# [INPUT]

#####

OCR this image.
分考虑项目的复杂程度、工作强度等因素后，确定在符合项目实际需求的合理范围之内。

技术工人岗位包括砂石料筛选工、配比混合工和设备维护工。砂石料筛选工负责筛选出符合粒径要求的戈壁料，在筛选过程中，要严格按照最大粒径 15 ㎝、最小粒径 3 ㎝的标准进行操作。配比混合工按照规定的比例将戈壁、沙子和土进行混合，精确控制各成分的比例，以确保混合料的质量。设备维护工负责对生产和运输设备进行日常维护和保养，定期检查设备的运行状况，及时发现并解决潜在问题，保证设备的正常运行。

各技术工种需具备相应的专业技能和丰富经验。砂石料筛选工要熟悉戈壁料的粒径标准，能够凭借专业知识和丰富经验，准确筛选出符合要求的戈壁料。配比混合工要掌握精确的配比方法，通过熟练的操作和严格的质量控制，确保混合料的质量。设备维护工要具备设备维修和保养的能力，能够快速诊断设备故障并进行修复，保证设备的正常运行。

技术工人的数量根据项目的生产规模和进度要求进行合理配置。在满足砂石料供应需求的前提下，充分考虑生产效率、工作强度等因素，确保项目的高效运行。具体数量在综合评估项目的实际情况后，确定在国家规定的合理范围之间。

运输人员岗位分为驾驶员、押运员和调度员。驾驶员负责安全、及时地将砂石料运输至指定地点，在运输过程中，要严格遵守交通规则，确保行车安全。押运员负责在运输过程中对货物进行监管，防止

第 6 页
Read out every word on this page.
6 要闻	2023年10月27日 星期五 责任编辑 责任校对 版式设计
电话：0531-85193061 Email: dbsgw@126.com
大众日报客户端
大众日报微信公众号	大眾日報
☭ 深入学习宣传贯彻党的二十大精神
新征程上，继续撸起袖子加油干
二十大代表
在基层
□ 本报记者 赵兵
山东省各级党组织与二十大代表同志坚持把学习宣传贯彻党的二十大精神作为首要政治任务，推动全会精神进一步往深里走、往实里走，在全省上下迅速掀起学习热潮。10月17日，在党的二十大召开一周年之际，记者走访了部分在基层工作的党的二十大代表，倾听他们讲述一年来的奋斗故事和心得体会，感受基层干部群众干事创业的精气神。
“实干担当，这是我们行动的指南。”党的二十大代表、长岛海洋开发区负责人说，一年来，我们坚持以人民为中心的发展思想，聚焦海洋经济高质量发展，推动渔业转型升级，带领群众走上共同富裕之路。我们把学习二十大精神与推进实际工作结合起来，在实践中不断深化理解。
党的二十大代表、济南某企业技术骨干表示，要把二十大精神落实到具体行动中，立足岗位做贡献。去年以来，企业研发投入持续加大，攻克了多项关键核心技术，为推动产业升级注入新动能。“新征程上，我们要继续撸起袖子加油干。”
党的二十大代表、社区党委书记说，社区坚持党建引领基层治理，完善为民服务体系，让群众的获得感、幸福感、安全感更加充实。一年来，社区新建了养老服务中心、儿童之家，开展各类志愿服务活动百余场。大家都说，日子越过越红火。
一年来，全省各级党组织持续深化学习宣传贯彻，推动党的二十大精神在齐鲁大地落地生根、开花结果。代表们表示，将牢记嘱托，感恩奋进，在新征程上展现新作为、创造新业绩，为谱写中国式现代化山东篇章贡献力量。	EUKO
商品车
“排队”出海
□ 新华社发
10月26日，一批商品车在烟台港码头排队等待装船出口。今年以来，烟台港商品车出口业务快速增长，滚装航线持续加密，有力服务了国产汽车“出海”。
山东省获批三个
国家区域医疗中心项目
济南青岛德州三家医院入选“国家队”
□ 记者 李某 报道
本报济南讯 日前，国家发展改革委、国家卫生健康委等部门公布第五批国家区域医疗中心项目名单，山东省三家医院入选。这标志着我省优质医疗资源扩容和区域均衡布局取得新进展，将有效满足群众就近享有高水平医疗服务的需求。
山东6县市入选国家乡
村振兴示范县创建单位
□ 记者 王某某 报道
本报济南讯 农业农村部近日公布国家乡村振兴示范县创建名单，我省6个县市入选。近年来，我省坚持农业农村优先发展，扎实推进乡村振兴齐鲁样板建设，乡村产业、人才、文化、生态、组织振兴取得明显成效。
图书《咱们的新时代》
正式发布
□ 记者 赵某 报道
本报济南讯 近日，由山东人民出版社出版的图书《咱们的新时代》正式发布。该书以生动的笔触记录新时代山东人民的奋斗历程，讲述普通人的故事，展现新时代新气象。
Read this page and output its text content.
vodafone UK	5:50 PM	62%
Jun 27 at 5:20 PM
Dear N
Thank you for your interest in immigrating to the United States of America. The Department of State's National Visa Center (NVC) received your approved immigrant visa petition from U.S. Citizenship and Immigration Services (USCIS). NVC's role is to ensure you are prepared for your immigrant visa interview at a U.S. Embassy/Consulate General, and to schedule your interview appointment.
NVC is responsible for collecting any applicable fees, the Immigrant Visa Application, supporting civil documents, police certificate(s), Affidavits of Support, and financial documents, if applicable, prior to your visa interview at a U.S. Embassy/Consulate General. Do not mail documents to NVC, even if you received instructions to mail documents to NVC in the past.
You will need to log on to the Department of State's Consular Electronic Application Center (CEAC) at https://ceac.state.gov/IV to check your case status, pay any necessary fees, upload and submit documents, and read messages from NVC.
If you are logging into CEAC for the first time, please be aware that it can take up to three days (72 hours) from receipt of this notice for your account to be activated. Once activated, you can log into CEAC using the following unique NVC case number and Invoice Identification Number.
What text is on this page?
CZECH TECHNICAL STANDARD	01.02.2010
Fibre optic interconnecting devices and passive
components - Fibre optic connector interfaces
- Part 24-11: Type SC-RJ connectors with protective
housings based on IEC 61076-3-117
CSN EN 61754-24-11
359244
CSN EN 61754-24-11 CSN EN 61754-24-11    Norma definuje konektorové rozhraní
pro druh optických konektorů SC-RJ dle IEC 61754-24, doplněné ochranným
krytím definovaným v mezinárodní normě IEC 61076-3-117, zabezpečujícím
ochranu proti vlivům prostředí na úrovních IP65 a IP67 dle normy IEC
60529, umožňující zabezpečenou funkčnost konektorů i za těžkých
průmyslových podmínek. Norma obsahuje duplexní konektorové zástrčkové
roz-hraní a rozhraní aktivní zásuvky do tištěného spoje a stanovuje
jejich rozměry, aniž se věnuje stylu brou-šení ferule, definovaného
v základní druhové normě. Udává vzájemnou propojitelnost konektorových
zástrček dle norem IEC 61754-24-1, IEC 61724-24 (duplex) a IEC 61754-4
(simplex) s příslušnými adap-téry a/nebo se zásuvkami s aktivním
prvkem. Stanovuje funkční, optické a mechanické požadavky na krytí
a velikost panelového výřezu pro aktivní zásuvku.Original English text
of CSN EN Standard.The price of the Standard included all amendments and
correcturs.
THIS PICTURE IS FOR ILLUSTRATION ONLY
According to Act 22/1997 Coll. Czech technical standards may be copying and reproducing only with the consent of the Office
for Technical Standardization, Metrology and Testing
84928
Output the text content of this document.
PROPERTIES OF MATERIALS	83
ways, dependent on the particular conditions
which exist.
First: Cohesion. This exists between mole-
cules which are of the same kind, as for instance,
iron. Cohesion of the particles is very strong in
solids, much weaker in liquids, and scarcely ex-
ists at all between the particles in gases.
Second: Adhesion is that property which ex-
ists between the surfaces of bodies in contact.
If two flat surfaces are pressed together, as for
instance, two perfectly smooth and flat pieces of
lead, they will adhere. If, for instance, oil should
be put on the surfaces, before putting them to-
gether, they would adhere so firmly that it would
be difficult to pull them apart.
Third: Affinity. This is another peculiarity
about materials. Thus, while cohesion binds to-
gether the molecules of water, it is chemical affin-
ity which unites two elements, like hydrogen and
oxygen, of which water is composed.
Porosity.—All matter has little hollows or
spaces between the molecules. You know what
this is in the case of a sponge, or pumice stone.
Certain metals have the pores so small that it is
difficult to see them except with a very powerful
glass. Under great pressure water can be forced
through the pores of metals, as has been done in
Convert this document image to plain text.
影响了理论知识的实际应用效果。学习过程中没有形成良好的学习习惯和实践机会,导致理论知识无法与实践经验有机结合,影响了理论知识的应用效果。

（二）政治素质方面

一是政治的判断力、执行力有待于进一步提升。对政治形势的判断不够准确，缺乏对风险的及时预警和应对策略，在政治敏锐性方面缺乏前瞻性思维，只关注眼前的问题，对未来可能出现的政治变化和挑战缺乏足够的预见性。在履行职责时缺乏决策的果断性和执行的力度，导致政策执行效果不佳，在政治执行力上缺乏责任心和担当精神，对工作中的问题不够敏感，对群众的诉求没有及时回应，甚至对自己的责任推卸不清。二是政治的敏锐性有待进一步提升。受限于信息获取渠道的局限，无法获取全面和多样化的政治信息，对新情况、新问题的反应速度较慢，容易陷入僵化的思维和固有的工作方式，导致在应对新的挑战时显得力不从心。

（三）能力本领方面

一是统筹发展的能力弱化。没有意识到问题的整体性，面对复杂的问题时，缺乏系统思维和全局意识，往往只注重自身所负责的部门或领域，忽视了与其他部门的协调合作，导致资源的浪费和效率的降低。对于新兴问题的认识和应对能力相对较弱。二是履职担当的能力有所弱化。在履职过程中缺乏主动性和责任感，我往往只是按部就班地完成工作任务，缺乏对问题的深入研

#####

# [TASK BRIEF]
Make an exact copy of every line from the one with "Output the text content of this document." to the end of the data, with the first and last of those lines included.

# [THE RESPONSE]
Output the text content of this document.
PROPERTIES OF MATERIALS	83
ways, dependent on the particular conditions
which exist.
First: Cohesion. This exists between mole-
cules which are of the same kind, as for instance,
iron. Cohesion of the particles is very strong in
solids, much weaker in liquids, and scarcely ex-
ists at all between the particles in gases.
Second: Adhesion is that property which ex-
ists between the surfaces of bodies in contact.
If two flat surfaces are pressed together, as for
instance, two perfectly smooth and flat pieces of
lead, they will adhere. If, for instance, oil should
be put on the surfaces, before putting them to-
gether, they would adhere so firmly that it would
be difficult to pull them apart.
Third: Affinity. This is another peculiarity
about materials. Thus, while cohesion binds to-
gether the molecules of water, it is chemical affin-
ity which unites two elements, like hydrogen and
oxygen, of which water is composed.
Porosity.—All matter has little hollows or
spaces between the molecules. You know what
this is in the case of a sponge, or pumice stone.
Certain metals have the pores so small that it is
difficult to see them except with a very powerful
glass. Under great pressure water can be forced
through the pores of metals, as has been done in
Convert this document image to plain text.
影响了理论知识的实际应用效果。学习过程中没有形成良好的学习习惯和实践机会,导致理论知识无法与实践经验有机结合,影响了理论知识的应用效果。

（二）政治素质方面

一是政治的判断力、执行力有待于进一步提升。对政治形势的判断不够准确，缺乏对风险的及时预警和应对策略，在政治敏锐性方面缺乏前瞻性思维，只关注眼前的问题，对未来可能出现的政治变化和挑战缺乏足够的预见性。在履行职责时缺乏决策的果断性和执行的力度，导致政策执行效果不佳，在政治执行力上缺乏责任心和担当精神，对工作中的问题不够敏感，对群众的诉求没有及时回应，甚至对自己的责任推卸不清。二是政治的敏锐性有待进一步提升。受限于信息获取渠道的局限，无法获取全面和多样化的政治信息，对新情况、新问题的反应速度较慢，容易陷入僵化的思维和固有的工作方式，导致在应对新的挑战时显得力不从心。

（三）能力本领方面

一是统筹发展的能力弱化。没有意识到问题的整体性，面对复杂的问题时，缺乏系统思维和全局意识，往往只注重自身所负责的部门或领域，忽视了与其他部门的协调合作，导致资源的浪费和效率的降低。对于新兴问题的认识和应对能力相对较弱。二是履职担当的能力有所弱化。在履职过程中缺乏主动性和责任感，我往往只是按部就班地完成工作任务，缺乏对问题的深入研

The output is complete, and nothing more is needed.